> [WHAT IS NEEDED]: Using the data below, gather each line that includes the word "bateria".

------------------------

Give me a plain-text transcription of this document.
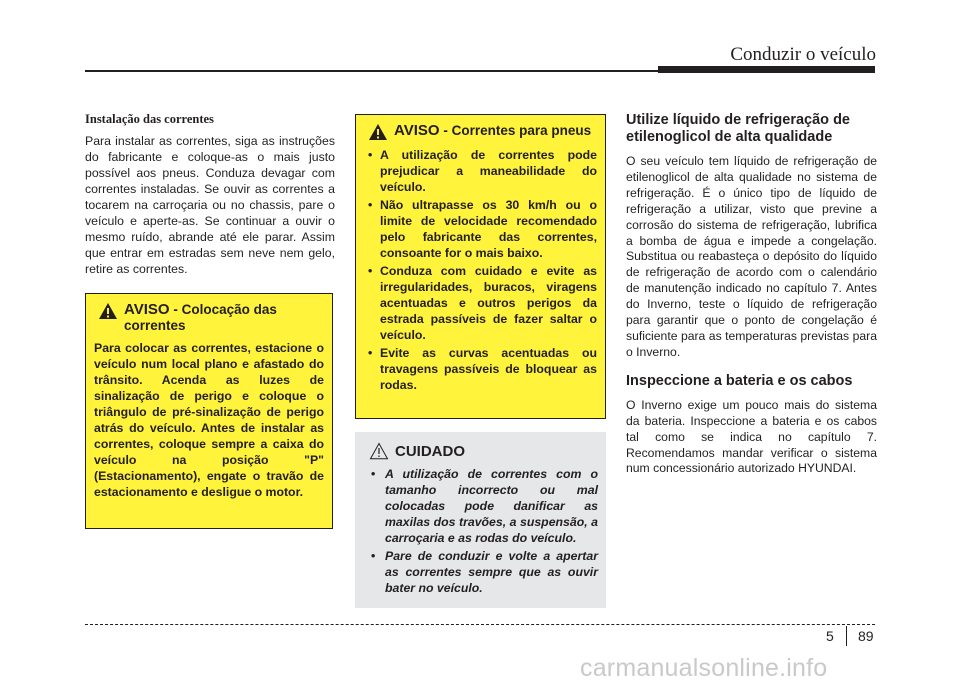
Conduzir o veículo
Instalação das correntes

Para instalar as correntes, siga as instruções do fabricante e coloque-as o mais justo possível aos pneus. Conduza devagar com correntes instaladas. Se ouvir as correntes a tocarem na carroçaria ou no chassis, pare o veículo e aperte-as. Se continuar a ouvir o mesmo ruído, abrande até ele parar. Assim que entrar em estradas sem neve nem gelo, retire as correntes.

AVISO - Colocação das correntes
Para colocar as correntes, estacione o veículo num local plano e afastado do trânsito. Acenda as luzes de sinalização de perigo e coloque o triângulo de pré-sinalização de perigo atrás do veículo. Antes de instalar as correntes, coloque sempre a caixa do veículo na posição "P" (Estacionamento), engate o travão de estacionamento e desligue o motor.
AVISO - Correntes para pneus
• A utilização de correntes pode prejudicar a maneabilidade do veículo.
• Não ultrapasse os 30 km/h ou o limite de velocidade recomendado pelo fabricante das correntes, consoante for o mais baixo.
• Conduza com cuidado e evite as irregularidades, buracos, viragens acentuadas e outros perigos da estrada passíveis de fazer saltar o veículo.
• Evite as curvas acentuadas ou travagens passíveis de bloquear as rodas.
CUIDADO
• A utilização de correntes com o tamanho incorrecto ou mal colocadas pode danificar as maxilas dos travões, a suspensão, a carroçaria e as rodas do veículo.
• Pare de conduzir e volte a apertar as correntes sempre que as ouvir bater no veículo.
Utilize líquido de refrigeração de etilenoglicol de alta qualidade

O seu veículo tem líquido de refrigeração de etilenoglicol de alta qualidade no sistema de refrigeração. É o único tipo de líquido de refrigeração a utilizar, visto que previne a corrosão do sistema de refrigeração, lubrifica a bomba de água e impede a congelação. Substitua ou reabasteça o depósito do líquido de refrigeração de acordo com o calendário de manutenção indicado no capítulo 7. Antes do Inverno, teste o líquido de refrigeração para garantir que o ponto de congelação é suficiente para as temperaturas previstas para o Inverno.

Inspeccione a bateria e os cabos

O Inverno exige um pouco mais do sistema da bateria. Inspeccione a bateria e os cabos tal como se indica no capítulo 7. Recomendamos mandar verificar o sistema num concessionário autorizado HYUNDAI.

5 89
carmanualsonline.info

------------------------

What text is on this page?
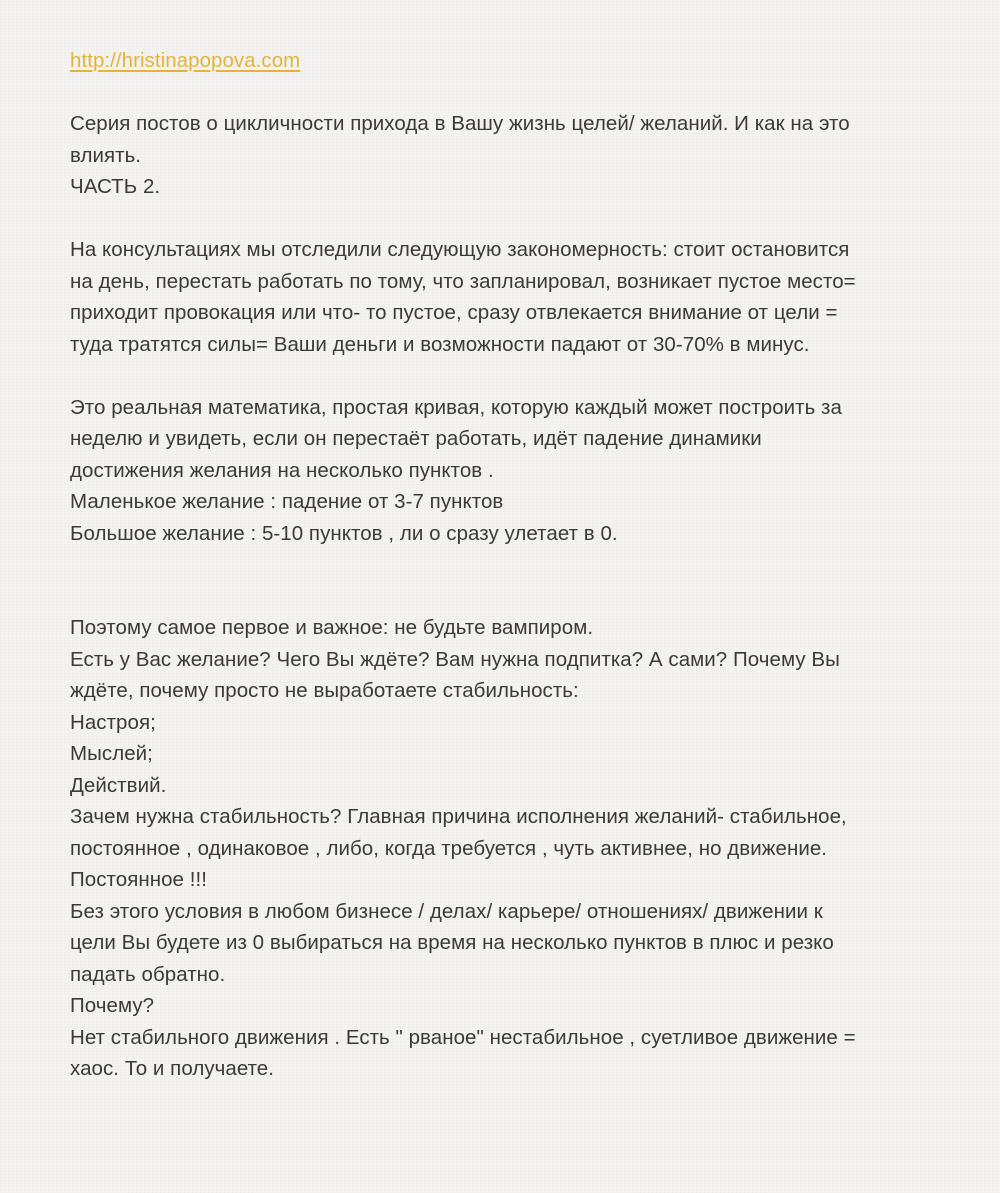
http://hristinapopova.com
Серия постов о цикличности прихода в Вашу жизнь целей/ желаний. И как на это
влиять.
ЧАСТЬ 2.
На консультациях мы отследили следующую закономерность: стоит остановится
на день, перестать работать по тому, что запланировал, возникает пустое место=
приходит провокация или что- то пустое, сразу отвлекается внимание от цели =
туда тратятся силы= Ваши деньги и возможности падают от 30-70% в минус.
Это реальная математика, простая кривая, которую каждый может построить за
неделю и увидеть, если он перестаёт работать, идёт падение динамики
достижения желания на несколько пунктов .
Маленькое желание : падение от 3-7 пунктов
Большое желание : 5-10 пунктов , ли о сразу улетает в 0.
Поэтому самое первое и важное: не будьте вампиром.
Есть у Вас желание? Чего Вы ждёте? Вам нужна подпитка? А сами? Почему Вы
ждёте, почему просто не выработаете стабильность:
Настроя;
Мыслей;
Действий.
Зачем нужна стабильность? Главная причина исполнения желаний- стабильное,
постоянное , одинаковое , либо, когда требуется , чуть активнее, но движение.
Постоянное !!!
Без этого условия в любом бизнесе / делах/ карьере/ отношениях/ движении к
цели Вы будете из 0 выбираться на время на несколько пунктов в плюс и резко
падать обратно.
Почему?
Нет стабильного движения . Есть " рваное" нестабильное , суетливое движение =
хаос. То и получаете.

------------------------

> [THE RESULT]:
Inspeccione a bateria e os cabos
O Inverno exige um pouco mais do sistema da bateria. Inspeccione a bateria e os cabos tal como se indica no capítulo 7. Recomendamos mandar verificar o sistema num concessionário autorizado HYUNDAI.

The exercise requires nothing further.